> _Task instructions_: Exactly as given, repeat all of the entries.
-- Records for this task start --
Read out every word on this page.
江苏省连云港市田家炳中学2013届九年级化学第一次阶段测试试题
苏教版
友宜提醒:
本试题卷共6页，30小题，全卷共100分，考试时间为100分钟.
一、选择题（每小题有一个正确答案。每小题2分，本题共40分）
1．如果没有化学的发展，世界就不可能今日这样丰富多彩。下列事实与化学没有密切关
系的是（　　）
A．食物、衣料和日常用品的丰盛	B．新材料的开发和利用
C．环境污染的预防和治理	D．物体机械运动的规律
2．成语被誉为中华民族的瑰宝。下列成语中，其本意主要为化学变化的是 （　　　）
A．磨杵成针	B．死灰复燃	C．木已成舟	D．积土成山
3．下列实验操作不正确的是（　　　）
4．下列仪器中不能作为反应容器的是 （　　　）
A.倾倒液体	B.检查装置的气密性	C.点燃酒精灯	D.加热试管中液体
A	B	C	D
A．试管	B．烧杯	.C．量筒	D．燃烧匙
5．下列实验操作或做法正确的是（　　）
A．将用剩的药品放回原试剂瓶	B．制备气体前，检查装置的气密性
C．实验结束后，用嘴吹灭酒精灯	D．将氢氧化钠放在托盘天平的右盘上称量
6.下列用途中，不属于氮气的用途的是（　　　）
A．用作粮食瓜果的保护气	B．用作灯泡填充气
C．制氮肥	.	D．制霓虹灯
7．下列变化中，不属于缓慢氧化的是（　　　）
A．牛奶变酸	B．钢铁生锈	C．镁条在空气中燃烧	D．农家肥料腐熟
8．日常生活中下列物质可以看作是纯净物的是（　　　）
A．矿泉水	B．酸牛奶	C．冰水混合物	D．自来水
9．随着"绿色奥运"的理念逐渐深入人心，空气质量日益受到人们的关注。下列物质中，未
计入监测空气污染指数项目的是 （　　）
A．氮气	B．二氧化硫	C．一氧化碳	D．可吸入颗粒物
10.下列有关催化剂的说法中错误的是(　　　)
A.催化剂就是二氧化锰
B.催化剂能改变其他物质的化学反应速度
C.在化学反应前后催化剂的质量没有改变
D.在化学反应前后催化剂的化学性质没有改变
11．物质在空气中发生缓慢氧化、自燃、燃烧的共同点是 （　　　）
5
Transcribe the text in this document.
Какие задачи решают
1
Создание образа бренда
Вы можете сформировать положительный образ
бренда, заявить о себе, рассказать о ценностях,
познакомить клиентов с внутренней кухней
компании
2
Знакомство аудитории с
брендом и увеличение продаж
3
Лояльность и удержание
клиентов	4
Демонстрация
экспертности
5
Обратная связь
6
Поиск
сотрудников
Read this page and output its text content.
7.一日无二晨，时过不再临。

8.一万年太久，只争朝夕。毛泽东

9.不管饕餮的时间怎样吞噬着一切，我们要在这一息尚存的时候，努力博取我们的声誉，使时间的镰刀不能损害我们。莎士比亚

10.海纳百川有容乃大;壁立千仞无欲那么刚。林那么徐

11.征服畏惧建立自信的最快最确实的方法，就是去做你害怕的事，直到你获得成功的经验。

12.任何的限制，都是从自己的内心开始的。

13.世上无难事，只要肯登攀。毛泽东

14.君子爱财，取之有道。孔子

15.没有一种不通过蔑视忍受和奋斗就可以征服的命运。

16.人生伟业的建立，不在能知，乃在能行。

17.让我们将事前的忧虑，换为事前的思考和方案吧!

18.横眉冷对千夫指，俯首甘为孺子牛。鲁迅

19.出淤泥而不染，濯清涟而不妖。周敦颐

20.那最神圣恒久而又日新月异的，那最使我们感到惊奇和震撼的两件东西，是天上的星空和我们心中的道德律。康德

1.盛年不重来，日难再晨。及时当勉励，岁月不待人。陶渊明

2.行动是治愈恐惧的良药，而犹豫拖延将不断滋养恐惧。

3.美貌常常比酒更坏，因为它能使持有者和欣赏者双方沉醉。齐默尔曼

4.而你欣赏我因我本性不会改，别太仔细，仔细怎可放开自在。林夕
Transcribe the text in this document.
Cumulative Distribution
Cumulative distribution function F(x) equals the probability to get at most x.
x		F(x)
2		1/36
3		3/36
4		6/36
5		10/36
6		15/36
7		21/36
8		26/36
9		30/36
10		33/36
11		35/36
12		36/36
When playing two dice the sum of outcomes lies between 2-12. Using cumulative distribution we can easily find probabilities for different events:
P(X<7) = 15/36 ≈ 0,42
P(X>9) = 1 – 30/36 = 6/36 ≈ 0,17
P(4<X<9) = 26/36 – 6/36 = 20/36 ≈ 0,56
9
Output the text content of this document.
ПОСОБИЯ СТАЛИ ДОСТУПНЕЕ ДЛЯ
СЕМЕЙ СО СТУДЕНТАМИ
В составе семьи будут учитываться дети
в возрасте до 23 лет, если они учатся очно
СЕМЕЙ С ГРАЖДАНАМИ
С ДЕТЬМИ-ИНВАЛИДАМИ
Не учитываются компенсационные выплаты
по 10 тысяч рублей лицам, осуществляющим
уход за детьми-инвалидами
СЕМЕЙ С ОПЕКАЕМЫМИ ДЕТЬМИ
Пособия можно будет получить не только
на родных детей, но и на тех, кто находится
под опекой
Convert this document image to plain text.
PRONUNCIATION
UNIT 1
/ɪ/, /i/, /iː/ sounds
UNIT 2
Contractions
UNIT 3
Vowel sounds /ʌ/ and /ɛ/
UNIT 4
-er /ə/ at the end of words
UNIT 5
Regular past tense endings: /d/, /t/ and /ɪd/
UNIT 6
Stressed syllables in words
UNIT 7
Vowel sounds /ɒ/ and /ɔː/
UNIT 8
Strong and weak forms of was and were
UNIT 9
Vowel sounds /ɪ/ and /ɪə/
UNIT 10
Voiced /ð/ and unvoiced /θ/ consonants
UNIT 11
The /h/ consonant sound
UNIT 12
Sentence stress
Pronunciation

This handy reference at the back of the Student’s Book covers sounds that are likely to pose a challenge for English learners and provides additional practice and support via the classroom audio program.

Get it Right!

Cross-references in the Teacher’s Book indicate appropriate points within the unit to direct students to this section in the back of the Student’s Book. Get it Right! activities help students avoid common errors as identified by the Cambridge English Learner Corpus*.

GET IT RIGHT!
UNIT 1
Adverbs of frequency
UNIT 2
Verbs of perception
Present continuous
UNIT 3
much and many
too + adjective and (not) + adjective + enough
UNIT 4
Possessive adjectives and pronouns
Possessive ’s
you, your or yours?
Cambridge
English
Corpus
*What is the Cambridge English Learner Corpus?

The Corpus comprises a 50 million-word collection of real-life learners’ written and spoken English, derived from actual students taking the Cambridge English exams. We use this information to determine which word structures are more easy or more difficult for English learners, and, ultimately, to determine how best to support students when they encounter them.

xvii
-- Records for this task end --
> _Right answer_:
Read out every word on this page.
江苏省连云港市田家炳中学2013届九年级化学第一次阶段测试试题
苏教版
友宜提醒:
本试题卷共6页，30小题，全卷共100分，考试时间为100分钟.
一、选择题（每小题有一个正确答案。每小题2分，本题共40分）
1．如果没有化学的发展，世界就不可能今日这样丰富多彩。下列事实与化学没有密切关
系的是（　　）
A．食物、衣料和日常用品的丰盛	B．新材料的开发和利用
C．环境污染的预防和治理	D．物体机械运动的规律
2．成语被誉为中华民族的瑰宝。下列成语中，其本意主要为化学变化的是 （　　　）
A．磨杵成针	B．死灰复燃	C．木已成舟	D．积土成山
3．下列实验操作不正确的是（　　　）
4．下列仪器中不能作为反应容器的是 （　　　）
A.倾倒液体	B.检查装置的气密性	C.点燃酒精灯	D.加热试管中液体
A	B	C	D
A．试管	B．烧杯	.C．量筒	D．燃烧匙
5．下列实验操作或做法正确的是（　　）
A．将用剩的药品放回原试剂瓶	B．制备气体前，检查装置的气密性
C．实验结束后，用嘴吹灭酒精灯	D．将氢氧化钠放在托盘天平的右盘上称量
6.下列用途中，不属于氮气的用途的是（　　　）
A．用作粮食瓜果的保护气	B．用作灯泡填充气
C．制氮肥	.	D．制霓虹灯
7．下列变化中，不属于缓慢氧化的是（　　　）
A．牛奶变酸	B．钢铁生锈	C．镁条在空气中燃烧	D．农家肥料腐熟
8．日常生活中下列物质可以看作是纯净物的是（　　　）
A．矿泉水	B．酸牛奶	C．冰水混合物	D．自来水
9．随着"绿色奥运"的理念逐渐深入人心，空气质量日益受到人们的关注。下列物质中，未
计入监测空气污染指数项目的是 （　　）
A．氮气	B．二氧化硫	C．一氧化碳	D．可吸入颗粒物
10.下列有关催化剂的说法中错误的是(　　　)
A.催化剂就是二氧化锰
B.催化剂能改变其他物质的化学反应速度
C.在化学反应前后催化剂的质量没有改变
D.在化学反应前后催化剂的化学性质没有改变
11．物质在空气中发生缓慢氧化、自燃、燃烧的共同点是 （　　　）
5
Transcribe the text in this document.
Какие задачи решают
1
Создание образа бренда
Вы можете сформировать положительный образ
бренда, заявить о себе, рассказать о ценностях,
познакомить клиентов с внутренней кухней
компании
2
Знакомство аудитории с
брендом и увеличение продаж
3
Лояльность и удержание
клиентов	4
Демонстрация
экспертности
5
Обратная связь
6
Поиск
сотрудников
Read this page and output its text content.
7.一日无二晨，时过不再临。

8.一万年太久，只争朝夕。毛泽东

9.不管饕餮的时间怎样吞噬着一切，我们要在这一息尚存的时候，努力博取我们的声誉，使时间的镰刀不能损害我们。莎士比亚

10.海纳百川有容乃大;壁立千仞无欲那么刚。林那么徐

11.征服畏惧建立自信的最快最确实的方法，就是去做你害怕的事，直到你获得成功的经验。

12.任何的限制，都是从自己的内心开始的。

13.世上无难事，只要肯登攀。毛泽东

14.君子爱财，取之有道。孔子

15.没有一种不通过蔑视忍受和奋斗就可以征服的命运。

16.人生伟业的建立，不在能知，乃在能行。

17.让我们将事前的忧虑，换为事前的思考和方案吧!

18.横眉冷对千夫指，俯首甘为孺子牛。鲁迅

19.出淤泥而不染，濯清涟而不妖。周敦颐

20.那最神圣恒久而又日新月异的，那最使我们感到惊奇和震撼的两件东西，是天上的星空和我们心中的道德律。康德

1.盛年不重来，日难再晨。及时当勉励，岁月不待人。陶渊明

2.行动是治愈恐惧的良药，而犹豫拖延将不断滋养恐惧。

3.美貌常常比酒更坏，因为它能使持有者和欣赏者双方沉醉。齐默尔曼

4.而你欣赏我因我本性不会改，别太仔细，仔细怎可放开自在。林夕
Transcribe the text in this document.
Cumulative Distribution
Cumulative distribution function F(x) equals the probability to get at most x.
x		F(x)
2		1/36
3		3/36
4		6/36
5		10/36
6		15/36
7		21/36
8		26/36
9		30/36
10		33/36
11		35/36
12		36/36
When playing two dice the sum of outcomes lies between 2-12. Using cumulative distribution we can easily find probabilities for different events:
P(X<7) = 15/36 ≈ 0,42
P(X>9) = 1 – 30/36 = 6/36 ≈ 0,17
P(4<X<9) = 26/36 – 6/36 = 20/36 ≈ 0,56
9
Output the text content of this document.
ПОСОБИЯ СТАЛИ ДОСТУПНЕЕ ДЛЯ
СЕМЕЙ СО СТУДЕНТАМИ
В составе семьи будут учитываться дети
в возрасте до 23 лет, если они учатся очно
СЕМЕЙ С ГРАЖДАНАМИ
С ДЕТЬМИ-ИНВАЛИДАМИ
Не учитываются компенсационные выплаты
по 10 тысяч рублей лицам, осуществляющим
уход за детьми-инвалидами
СЕМЕЙ С ОПЕКАЕМЫМИ ДЕТЬМИ
Пособия можно будет получить не только
на родных детей, но и на тех, кто находится
под опекой
Convert this document image to plain text.
PRONUNCIATION
UNIT 1
/ɪ/, /i/, /iː/ sounds
UNIT 2
Contractions
UNIT 3
Vowel sounds /ʌ/ and /ɛ/
UNIT 4
-er /ə/ at the end of words
UNIT 5
Regular past tense endings: /d/, /t/ and /ɪd/
UNIT 6
Stressed syllables in words
UNIT 7
Vowel sounds /ɒ/ and /ɔː/
UNIT 8
Strong and weak forms of was and were
UNIT 9
Vowel sounds /ɪ/ and /ɪə/
UNIT 10
Voiced /ð/ and unvoiced /θ/ consonants
UNIT 11
The /h/ consonant sound
UNIT 12
Sentence stress
Pronunciation

This handy reference at the back of the Student’s Book covers sounds that are likely to pose a challenge for English learners and provides additional practice and support via the classroom audio program.

Get it Right!

Cross-references in the Teacher’s Book indicate appropriate points within the unit to direct students to this section in the back of the Student’s Book. Get it Right! activities help students avoid common errors as identified by the Cambridge English Learner Corpus*.

GET IT RIGHT!
UNIT 1
Adverbs of frequency
UNIT 2
Verbs of perception
Present continuous
UNIT 3
much and many
too + adjective and (not) + adjective + enough
UNIT 4
Possessive adjectives and pronouns
Possessive ’s
you, your or yours?
Cambridge
English
Corpus
*What is the Cambridge English Learner Corpus?

The Corpus comprises a 50 million-word collection of real-life learners’ written and spoken English, derived from actual students taking the Cambridge English exams. We use this information to determine which word structures are more easy or more difficult for English learners, and, ultimately, to determine how best to support students when they encounter them.

xvii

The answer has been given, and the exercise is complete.